• [Objective]: Retype the material word for word.

>> START

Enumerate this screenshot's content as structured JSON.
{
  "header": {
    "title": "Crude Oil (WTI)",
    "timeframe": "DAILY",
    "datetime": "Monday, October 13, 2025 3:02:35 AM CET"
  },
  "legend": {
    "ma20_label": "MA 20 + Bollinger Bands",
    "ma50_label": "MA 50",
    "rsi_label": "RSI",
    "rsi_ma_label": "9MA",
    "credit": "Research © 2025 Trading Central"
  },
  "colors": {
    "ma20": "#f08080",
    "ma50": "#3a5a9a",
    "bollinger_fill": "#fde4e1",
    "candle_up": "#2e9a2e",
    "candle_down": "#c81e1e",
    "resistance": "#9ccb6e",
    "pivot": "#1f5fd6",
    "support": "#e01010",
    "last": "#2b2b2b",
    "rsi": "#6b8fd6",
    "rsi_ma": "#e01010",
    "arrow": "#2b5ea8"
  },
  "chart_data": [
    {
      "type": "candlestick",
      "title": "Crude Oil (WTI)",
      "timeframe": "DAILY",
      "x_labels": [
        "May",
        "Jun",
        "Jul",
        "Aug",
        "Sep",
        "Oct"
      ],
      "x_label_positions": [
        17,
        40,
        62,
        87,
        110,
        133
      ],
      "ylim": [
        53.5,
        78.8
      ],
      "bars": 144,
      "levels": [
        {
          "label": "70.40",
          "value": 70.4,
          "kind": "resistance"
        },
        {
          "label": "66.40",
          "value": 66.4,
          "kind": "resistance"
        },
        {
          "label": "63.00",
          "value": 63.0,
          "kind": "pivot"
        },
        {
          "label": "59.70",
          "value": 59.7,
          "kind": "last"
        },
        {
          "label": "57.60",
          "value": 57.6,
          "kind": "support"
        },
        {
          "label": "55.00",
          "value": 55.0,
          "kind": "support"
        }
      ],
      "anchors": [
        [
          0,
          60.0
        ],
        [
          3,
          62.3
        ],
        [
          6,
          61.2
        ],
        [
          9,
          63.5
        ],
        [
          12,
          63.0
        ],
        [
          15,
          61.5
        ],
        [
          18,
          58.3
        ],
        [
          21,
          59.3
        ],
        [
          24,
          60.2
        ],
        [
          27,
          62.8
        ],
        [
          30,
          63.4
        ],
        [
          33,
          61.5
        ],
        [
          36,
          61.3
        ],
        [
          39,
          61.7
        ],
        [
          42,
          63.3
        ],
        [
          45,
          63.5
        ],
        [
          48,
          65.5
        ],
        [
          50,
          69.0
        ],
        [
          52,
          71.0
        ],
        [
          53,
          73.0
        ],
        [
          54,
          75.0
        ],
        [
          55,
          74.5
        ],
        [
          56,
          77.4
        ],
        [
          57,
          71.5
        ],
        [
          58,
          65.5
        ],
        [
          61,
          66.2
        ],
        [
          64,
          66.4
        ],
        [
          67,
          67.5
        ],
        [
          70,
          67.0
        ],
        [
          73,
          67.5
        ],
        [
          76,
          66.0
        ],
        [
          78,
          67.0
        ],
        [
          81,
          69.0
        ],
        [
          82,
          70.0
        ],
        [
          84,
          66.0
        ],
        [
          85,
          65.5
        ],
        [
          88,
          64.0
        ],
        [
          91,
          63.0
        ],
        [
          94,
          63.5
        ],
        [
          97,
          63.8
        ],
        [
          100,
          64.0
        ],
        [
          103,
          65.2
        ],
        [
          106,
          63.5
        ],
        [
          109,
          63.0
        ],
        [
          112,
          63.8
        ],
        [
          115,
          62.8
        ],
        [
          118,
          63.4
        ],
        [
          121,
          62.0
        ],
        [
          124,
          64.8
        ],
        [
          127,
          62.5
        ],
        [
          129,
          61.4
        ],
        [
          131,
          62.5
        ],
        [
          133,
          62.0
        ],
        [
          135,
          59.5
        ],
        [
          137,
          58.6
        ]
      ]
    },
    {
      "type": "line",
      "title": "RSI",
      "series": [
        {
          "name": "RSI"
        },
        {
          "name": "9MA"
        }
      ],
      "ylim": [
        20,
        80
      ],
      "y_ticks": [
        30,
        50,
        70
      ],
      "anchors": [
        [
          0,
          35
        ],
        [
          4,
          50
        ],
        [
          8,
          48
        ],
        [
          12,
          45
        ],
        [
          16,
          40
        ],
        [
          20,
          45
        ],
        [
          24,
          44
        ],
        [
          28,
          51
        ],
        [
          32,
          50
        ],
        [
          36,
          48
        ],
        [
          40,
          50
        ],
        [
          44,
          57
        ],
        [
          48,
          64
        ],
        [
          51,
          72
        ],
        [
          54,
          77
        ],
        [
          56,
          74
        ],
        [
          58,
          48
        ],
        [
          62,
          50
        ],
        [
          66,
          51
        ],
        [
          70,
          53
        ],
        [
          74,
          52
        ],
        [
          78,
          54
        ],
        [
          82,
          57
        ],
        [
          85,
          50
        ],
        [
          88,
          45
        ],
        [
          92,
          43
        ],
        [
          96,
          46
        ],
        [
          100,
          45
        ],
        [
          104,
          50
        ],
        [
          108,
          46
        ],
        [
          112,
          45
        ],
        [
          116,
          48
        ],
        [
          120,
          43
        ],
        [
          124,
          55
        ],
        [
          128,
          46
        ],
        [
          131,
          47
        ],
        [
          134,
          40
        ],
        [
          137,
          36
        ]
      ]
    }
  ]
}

>> END

• [Result of the task]:
Enumerate this screenshot's content as structured JSON.
{
  "header": {
    "title": "Crude Oil (WTI)",
    "timeframe": "DAILY",
    "datetime": "Monday, October 13, 2025 3:02:35 AM CET"
  },
  "legend": {
    "ma20_label": "MA 20 + Bollinger Bands",
    "ma50_label": "MA 50",
    "rsi_label": "RSI",
    "rsi_ma_label": "9MA",
    "credit": "Research © 2025 Trading Central"
  },
  "colors": {
    "ma20": "#f08080",
    "ma50": "#3a5a9a",
    "bollinger_fill": "#fde4e1",
    "candle_up": "#2e9a2e",
    "candle_down": "#c81e1e",
    "resistance": "#9ccb6e",
    "pivot": "#1f5fd6",
    "support": "#e01010",
    "last": "#2b2b2b",
    "rsi": "#6b8fd6",
    "rsi_ma": "#e01010",
    "arrow": "#2b5ea8"
  },
  "chart_data": [
    {
      "type": "candlestick",
      "title": "Crude Oil (WTI)",
      "timeframe": "DAILY",
      "x_labels": [
        "May",
        "Jun",
        "Jul",
        "Aug",
        "Sep",
        "Oct"
      ],
      "x_label_positions": [
        17,
        40,
        62,
        87,
        110,
        133
      ],
      "ylim": [
        53.5,
        78.8
      ],
      "bars": 144,
      "levels": [
        {
          "label": "70.40",
          "value": 70.4,
          "kind": "resistance"
        },
        {
          "label": "66.40",
          "value": 66.4,
          "kind": "resistance"
        },
        {
          "label": "63.00",
          "value": 63.0,
          "kind": "pivot"
        },
        {
          "label": "59.70",
          "value": 59.7,
          "kind": "last"
        },
        {
          "label": "57.60",
          "value": 57.6,
          "kind": "support"
        },
        {
          "label": "55.00",
          "value": 55.0,
          "kind": "support"
        }
      ],
      "anchors": [
        [
          0,
          60.0
        ],
        [
          3,
          62.3
        ],
        [
          6,
          61.2
        ],
        [
          9,
          63.5
        ],
        [
          12,
          63.0
        ],
        [
          15,
          61.5
        ],
        [
          18,
          58.3
        ],
        [
          21,
          59.3
        ],
        [
          24,
          60.2
        ],
        [
          27,
          62.8
        ],
        [
          30,
          63.4
        ],
        [
          33,
          61.5
        ],
        [
          36,
          61.3
        ],
        [
          39,
          61.7
        ],
        [
          42,
          63.3
        ],
        [
          45,
          63.5
        ],
        [
          48,
          65.5
        ],
        [
          50,
          69.0
        ],
        [
          52,
          71.0
        ],
        [
          53,
          73.0
        ],
        [
          54,
          75.0
        ],
        [
          55,
          74.5
        ],
        [
          56,
          77.4
        ],
        [
          57,
          71.5
        ],
        [
          58,
          65.5
        ],
        [
          61,
          66.2
        ],
        [
          64,
          66.4
        ],
        [
          67,
          67.5
        ],
        [
          70,
          67.0
        ],
        [
          73,
          67.5
        ],
        [
          76,
          66.0
        ],
        [
          78,
          67.0
        ],
        [
          81,
          69.0
        ],
        [
          82,
          70.0
        ],
        [
          84,
          66.0
        ],
        [
          85,
          65.5
        ],
        [
          88,
          64.0
        ],
        [
          91,
          63.0
        ],
        [
          94,
          63.5
        ],
        [
          97,
          63.8
        ],
        [
          100,
          64.0
        ],
        [
          103,
          65.2
        ],
        [
          106,
          63.5
        ],
        [
          109,
          63.0
        ],
        [
          112,
          63.8
        ],
        [
          115,
          62.8
        ],
        [
          118,
          63.4
        ],
        [
          121,
          62.0
        ],
        [
          124,
          64.8
        ],
        [
          127,
          62.5
        ],
        [
          129,
          61.4
        ],
        [
          131,
          62.5
        ],
        [
          133,
          62.0
        ],
        [
          135,
          59.5
        ],
        [
          137,
          58.6
        ]
      ]
    },
    {
      "type": "line",
      "title": "RSI",
      "series": [
        {
          "name": "RSI"
        },
        {
          "name": "9MA"
        }
      ],
      "ylim": [
        20,
        80
      ],
      "y_ticks": [
        30,
        50,
        70
      ],
      "anchors": [
        [
          0,
          35
        ],
        [
          4,
          50
        ],
        [
          8,
          48
        ],
        [
          12,
          45
        ],
        [
          16,
          40
        ],
        [
          20,
          45
        ],
        [
          24,
          44
        ],
        [
          28,
          51
        ],
        [
          32,
          50
        ],
        [
          36,
          48
        ],
        [
          40,
          50
        ],
        [
          44,
          57
        ],
        [
          48,
          64
        ],
        [
          51,
          72
        ],
        [
          54,
          77
        ],
        [
          56,
          74
        ],
        [
          58,
          48
        ],
        [
          62,
          50
        ],
        [
          66,
          51
        ],
        [
          70,
          53
        ],
        [
          74,
          52
        ],
        [
          78,
          54
        ],
        [
          82,
          57
        ],
        [
          85,
          50
        ],
        [
          88,
          45
        ],
        [
          92,
          43
        ],
        [
          96,
          46
        ],
        [
          100,
          45
        ],
        [
          104,
          50
        ],
        [
          108,
          46
        ],
        [
          112,
          45
        ],
        [
          116,
          48
        ],
        [
          120,
          43
        ],
        [
          124,
          55
        ],
        [
          128,
          46
        ],
        [
          131,
          47
        ],
        [
          134,
          40
        ],
        [
          137,
          36
        ]
      ]
    }
  ]
}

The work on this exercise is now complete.